> [Records provided]:
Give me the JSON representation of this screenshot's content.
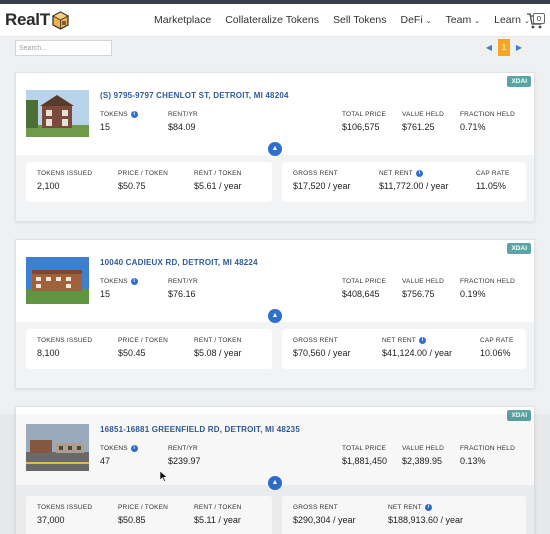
{
  "nav": {
    "logo_text": "RealT",
    "items": [
      {
        "label": "Marketplace"
      },
      {
        "label": "Collateralize Tokens"
      },
      {
        "label": "Sell Tokens"
      },
      {
        "label": "DeFi",
        "dropdown": true
      },
      {
        "label": "Team",
        "dropdown": true
      },
      {
        "label": "Learn",
        "dropdown": true
      }
    ],
    "cart_count": "0",
    "cart_icon": "cart-icon"
  },
  "search": {
    "placeholder": "Search..."
  },
  "pagination": {
    "current": "1",
    "prev_icon": "chevron-left-icon",
    "next_icon": "chevron-right-icon"
  },
  "labels": {
    "tokens": "TOKENS",
    "rent_yr": "RENT/YR",
    "total_price": "TOTAL PRICE",
    "value_held": "VALUE HELD",
    "fraction_held": "FRACTION HELD",
    "tokens_issued": "TOKENS ISSUED",
    "price_token": "PRICE / TOKEN",
    "rent_token": "RENT / TOKEN",
    "gross_rent": "GROSS RENT",
    "net_rent": "NET RENT",
    "cap_rate": "CAP RATE"
  },
  "colors": {
    "accent": "#2f6fd0",
    "badge": "#5aa4a4",
    "pager": "#f5a623",
    "address": "#2f5b9a"
  },
  "properties": [
    {
      "badge": "XDAI",
      "address": "(S) 9795-9797 CHENLOT ST, DETROIT, MI 48204",
      "tokens": "15",
      "rent_yr": "$84.09",
      "total_price": "$106,575",
      "value_held": "$761.25",
      "fraction_held": "0.71%",
      "tokens_issued": "2,100",
      "price_token": "$50.75",
      "rent_token": "$5.61 / year",
      "gross_rent": "$17,520 / year",
      "net_rent": "$11,772.00 / year",
      "cap_rate": "11.05%"
    },
    {
      "badge": "XDAI",
      "address": "10040 CADIEUX RD, DETROIT, MI 48224",
      "tokens": "15",
      "rent_yr": "$76.16",
      "total_price": "$408,645",
      "value_held": "$756.75",
      "fraction_held": "0.19%",
      "tokens_issued": "8,100",
      "price_token": "$50.45",
      "rent_token": "$5.08 / year",
      "gross_rent": "$70,560 / year",
      "net_rent": "$41,124.00 / year",
      "cap_rate": "10.06%"
    },
    {
      "badge": "XDAI",
      "address": "16851-16881 GREENFIELD RD, DETROIT, MI 48235",
      "tokens": "47",
      "rent_yr": "$239.97",
      "total_price": "$1,881,450",
      "value_held": "$2,389.95",
      "fraction_held": "0.13%",
      "tokens_issued": "37,000",
      "price_token": "$50.85",
      "rent_token": "$5.11 / year",
      "gross_rent": "$290,304 / year",
      "net_rent": "$188,913.60 / year"
    }
  ]
}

> [What is asked]: Copy the material above exactly and drop the pictures.

> [Answer for the task]:
Give me the JSON representation of this screenshot's content.
{
  "nav": {
    "logo_text": "RealT",
    "items": [
      {
        "label": "Marketplace"
      },
      {
        "label": "Collateralize Tokens"
      },
      {
        "label": "Sell Tokens"
      },
      {
        "label": "DeFi",
        "dropdown": true
      },
      {
        "label": "Team",
        "dropdown": true
      },
      {
        "label": "Learn",
        "dropdown": true
      }
    ],
    "cart_count": "0",
    "cart_icon": "cart-icon"
  },
  "search": {
    "placeholder": "Search..."
  },
  "pagination": {
    "current": "1",
    "prev_icon": "chevron-left-icon",
    "next_icon": "chevron-right-icon"
  },
  "labels": {
    "tokens": "TOKENS",
    "rent_yr": "RENT/YR",
    "total_price": "TOTAL PRICE",
    "value_held": "VALUE HELD",
    "fraction_held": "FRACTION HELD",
    "tokens_issued": "TOKENS ISSUED",
    "price_token": "PRICE / TOKEN",
    "rent_token": "RENT / TOKEN",
    "gross_rent": "GROSS RENT",
    "net_rent": "NET RENT",
    "cap_rate": "CAP RATE"
  },
  "colors": {
    "accent": "#2f6fd0",
    "badge": "#5aa4a4",
    "pager": "#f5a623",
    "address": "#2f5b9a"
  },
  "properties": [
    {
      "badge": "XDAI",
      "address": "(S) 9795-9797 CHENLOT ST, DETROIT, MI 48204",
      "tokens": "15",
      "rent_yr": "$84.09",
      "total_price": "$106,575",
      "value_held": "$761.25",
      "fraction_held": "0.71%",
      "tokens_issued": "2,100",
      "price_token": "$50.75",
      "rent_token": "$5.61 / year",
      "gross_rent": "$17,520 / year",
      "net_rent": "$11,772.00 / year",
      "cap_rate": "11.05%"
    },
    {
      "badge": "XDAI",
      "address": "10040 CADIEUX RD, DETROIT, MI 48224",
      "tokens": "15",
      "rent_yr": "$76.16",
      "total_price": "$408,645",
      "value_held": "$756.75",
      "fraction_held": "0.19%",
      "tokens_issued": "8,100",
      "price_token": "$50.45",
      "rent_token": "$5.08 / year",
      "gross_rent": "$70,560 / year",
      "net_rent": "$41,124.00 / year",
      "cap_rate": "10.06%"
    },
    {
      "badge": "XDAI",
      "address": "16851-16881 GREENFIELD RD, DETROIT, MI 48235",
      "tokens": "47",
      "rent_yr": "$239.97",
      "total_price": "$1,881,450",
      "value_held": "$2,389.95",
      "fraction_held": "0.13%",
      "tokens_issued": "37,000",
      "price_token": "$50.85",
      "rent_token": "$5.11 / year",
      "gross_rent": "$290,304 / year",
      "net_rent": "$188,913.60 / year"
    }
  ]
}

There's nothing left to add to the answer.